— Objective —
Count how many lines have the word "места" in them. Reply with that number by itself.

— The data —
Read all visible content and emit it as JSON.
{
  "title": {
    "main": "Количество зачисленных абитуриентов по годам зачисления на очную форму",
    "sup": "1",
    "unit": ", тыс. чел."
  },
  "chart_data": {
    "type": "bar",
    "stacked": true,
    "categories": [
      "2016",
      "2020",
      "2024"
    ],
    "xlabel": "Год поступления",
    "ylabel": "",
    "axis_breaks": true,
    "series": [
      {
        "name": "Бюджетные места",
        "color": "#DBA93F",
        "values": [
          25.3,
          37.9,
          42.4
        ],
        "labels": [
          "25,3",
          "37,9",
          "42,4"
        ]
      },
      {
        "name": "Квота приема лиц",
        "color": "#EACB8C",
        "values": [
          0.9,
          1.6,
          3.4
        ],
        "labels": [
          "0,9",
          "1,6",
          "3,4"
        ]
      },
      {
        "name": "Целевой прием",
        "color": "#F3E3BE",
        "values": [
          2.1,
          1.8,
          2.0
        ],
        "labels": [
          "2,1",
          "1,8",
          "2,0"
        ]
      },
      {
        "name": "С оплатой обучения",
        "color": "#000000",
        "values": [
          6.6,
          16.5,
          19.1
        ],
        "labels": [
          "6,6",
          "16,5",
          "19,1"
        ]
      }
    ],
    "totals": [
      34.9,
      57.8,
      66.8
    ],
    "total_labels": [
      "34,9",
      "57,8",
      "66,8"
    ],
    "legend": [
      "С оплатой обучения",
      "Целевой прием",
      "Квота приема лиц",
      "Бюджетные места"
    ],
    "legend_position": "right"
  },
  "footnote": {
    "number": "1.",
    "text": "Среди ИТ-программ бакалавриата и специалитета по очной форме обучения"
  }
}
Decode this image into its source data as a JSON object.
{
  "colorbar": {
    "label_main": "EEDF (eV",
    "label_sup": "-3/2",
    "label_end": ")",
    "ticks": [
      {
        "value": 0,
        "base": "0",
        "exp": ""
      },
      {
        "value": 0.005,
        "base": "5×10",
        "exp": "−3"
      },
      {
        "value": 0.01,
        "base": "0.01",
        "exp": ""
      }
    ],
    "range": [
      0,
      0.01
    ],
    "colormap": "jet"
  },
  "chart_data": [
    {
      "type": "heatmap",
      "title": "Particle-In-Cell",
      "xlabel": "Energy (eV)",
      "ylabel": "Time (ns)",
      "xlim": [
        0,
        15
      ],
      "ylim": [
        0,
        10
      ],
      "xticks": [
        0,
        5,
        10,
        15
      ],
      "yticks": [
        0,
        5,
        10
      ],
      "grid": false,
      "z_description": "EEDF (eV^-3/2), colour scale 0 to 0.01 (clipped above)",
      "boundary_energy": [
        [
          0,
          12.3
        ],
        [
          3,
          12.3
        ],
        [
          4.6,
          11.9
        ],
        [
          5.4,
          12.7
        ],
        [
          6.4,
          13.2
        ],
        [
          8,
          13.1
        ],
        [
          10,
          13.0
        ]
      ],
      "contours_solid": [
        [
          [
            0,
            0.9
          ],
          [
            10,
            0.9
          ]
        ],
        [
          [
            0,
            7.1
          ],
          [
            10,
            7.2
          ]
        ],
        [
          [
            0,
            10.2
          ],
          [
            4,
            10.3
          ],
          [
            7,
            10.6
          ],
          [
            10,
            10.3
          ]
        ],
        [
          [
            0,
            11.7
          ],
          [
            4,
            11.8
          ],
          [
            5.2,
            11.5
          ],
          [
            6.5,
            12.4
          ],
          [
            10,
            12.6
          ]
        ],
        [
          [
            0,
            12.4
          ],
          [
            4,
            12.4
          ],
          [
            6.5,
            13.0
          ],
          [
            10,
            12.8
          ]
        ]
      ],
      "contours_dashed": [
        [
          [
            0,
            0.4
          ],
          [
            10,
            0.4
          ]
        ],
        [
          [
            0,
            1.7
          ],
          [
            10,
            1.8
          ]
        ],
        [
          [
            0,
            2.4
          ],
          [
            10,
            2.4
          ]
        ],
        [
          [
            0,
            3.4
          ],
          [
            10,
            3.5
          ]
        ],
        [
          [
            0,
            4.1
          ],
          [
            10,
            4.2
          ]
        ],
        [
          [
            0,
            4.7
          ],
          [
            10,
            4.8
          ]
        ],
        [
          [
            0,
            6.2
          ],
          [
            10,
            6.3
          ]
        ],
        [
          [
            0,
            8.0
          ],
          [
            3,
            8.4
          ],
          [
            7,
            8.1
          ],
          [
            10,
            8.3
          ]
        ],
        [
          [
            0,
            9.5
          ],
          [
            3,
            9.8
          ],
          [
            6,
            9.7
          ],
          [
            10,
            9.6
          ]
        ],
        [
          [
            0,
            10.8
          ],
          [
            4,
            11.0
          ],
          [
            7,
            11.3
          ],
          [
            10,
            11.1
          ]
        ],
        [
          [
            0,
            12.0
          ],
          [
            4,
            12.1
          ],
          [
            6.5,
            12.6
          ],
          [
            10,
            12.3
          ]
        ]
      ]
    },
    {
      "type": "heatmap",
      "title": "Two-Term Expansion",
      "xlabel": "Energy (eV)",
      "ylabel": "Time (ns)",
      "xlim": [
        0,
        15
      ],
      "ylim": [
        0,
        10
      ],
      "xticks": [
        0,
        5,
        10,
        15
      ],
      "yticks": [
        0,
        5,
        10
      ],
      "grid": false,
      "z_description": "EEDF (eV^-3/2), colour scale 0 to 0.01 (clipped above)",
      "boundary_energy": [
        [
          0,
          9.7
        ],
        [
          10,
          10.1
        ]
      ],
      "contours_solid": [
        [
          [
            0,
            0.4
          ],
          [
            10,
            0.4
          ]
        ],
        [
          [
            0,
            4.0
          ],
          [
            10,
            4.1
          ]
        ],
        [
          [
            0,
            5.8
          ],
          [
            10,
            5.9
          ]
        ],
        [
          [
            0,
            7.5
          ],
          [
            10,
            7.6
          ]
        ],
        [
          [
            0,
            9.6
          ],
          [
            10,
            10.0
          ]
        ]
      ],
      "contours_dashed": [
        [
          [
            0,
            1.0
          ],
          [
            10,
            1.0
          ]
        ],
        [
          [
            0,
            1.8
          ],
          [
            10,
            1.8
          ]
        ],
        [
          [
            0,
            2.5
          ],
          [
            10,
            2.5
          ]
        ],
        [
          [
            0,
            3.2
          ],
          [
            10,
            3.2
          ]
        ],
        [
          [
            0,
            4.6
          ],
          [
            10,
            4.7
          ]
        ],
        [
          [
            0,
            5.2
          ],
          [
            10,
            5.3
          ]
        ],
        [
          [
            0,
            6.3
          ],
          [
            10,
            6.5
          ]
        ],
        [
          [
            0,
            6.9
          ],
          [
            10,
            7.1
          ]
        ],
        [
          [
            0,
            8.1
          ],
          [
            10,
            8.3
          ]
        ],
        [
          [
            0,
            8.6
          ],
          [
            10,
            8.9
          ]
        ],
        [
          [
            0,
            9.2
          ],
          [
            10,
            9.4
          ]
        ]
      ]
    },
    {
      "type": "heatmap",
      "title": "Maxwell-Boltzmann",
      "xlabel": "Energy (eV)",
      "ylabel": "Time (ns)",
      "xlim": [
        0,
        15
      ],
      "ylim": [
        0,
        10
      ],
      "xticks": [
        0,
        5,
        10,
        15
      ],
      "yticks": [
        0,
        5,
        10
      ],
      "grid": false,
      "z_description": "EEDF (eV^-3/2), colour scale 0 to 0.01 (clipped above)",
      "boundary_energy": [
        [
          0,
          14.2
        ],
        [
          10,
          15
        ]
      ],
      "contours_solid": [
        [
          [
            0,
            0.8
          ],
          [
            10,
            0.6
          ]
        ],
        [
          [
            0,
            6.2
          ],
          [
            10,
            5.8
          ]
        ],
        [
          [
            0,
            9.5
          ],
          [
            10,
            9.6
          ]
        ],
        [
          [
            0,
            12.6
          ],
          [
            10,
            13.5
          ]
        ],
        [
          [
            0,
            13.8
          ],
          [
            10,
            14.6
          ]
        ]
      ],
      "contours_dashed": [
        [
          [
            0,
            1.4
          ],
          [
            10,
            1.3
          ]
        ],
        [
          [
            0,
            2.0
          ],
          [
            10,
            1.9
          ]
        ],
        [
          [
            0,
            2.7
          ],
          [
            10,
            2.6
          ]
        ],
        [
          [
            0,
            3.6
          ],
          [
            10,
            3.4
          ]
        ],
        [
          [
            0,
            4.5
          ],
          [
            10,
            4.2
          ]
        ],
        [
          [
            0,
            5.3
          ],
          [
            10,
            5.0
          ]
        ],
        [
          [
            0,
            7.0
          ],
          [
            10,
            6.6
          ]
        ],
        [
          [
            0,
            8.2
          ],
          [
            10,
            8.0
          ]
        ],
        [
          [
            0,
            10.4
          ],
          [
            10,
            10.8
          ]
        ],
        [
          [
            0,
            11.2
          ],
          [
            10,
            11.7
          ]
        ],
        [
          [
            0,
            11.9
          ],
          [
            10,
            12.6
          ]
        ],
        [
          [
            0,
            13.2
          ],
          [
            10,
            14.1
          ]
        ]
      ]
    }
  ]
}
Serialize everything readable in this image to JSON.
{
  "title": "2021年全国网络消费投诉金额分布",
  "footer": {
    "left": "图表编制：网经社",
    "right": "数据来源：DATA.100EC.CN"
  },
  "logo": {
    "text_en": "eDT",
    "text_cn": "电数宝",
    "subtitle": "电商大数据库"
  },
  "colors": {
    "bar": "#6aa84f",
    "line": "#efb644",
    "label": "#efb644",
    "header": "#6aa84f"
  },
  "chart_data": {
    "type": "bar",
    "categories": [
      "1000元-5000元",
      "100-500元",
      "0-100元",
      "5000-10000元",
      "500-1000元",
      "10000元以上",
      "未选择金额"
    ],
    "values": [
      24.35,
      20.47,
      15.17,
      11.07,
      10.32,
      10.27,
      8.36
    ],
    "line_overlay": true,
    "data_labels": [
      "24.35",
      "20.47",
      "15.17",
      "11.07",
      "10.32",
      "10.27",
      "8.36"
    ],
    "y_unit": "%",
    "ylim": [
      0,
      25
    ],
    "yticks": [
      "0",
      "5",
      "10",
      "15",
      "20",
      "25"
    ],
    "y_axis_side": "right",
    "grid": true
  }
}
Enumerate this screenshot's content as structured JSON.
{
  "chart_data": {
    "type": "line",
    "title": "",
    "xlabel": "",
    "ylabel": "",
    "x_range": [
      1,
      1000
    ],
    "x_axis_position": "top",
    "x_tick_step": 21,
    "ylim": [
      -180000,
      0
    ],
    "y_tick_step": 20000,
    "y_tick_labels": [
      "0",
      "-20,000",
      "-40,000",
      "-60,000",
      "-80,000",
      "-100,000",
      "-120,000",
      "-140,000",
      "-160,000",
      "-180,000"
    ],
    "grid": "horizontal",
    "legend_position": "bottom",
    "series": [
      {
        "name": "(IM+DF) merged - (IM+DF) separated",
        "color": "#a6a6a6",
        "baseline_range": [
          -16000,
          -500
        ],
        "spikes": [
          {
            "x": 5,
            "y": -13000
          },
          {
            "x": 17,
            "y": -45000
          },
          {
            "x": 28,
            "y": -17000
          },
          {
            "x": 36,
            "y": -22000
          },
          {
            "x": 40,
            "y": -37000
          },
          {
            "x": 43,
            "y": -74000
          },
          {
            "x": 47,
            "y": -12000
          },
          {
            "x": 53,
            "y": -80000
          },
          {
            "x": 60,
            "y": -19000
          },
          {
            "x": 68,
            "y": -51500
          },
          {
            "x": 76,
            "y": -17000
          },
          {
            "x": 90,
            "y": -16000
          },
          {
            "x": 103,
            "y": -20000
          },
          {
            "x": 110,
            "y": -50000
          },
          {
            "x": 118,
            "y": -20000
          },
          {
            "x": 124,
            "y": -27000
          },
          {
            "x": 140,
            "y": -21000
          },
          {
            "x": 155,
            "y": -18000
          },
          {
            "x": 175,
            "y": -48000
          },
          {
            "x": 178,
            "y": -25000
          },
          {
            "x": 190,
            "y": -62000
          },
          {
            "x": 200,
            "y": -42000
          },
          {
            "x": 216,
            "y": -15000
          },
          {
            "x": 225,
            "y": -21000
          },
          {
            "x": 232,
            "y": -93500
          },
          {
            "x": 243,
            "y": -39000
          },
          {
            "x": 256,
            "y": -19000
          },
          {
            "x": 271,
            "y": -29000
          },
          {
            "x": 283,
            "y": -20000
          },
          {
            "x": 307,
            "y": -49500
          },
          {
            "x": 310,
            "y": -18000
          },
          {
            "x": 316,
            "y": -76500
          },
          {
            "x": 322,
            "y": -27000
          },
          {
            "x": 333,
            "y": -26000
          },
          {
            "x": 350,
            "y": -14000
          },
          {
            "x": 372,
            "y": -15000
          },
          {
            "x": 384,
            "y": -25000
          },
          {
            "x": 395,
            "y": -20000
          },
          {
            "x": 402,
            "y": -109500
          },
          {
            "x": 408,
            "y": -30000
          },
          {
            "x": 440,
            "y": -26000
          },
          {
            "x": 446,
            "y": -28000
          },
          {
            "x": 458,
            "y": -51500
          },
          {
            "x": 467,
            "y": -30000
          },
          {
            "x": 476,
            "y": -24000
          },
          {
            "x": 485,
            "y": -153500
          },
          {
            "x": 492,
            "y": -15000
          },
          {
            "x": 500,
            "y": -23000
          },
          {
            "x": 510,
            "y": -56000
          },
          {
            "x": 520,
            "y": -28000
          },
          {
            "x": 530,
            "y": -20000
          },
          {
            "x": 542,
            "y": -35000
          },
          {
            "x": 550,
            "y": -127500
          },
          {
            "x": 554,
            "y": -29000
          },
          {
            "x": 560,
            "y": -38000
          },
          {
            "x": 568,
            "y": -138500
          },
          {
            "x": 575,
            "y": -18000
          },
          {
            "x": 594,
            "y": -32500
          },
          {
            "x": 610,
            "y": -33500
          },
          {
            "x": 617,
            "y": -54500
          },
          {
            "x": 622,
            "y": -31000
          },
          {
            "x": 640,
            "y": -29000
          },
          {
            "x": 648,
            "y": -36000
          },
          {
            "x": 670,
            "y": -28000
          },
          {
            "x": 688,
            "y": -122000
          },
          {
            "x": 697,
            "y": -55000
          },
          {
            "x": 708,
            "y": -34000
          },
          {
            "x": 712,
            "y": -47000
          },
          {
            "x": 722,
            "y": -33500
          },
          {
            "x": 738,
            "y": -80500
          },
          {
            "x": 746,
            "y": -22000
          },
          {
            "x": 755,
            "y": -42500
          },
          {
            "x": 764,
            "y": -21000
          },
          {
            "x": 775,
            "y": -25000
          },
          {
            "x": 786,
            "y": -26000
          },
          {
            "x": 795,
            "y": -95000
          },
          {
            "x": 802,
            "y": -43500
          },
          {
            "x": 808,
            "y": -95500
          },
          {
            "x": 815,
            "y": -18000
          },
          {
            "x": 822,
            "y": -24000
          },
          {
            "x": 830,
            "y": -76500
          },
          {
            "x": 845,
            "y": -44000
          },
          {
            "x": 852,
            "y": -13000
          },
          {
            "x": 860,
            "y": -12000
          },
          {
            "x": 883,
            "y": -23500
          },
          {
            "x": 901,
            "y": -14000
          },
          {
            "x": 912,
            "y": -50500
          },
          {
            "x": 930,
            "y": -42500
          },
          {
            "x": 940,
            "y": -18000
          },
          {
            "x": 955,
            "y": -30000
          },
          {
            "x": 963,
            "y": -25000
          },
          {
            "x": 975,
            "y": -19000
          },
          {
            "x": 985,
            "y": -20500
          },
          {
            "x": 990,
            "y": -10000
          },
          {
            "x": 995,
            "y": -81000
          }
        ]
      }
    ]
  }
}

— Final result —
2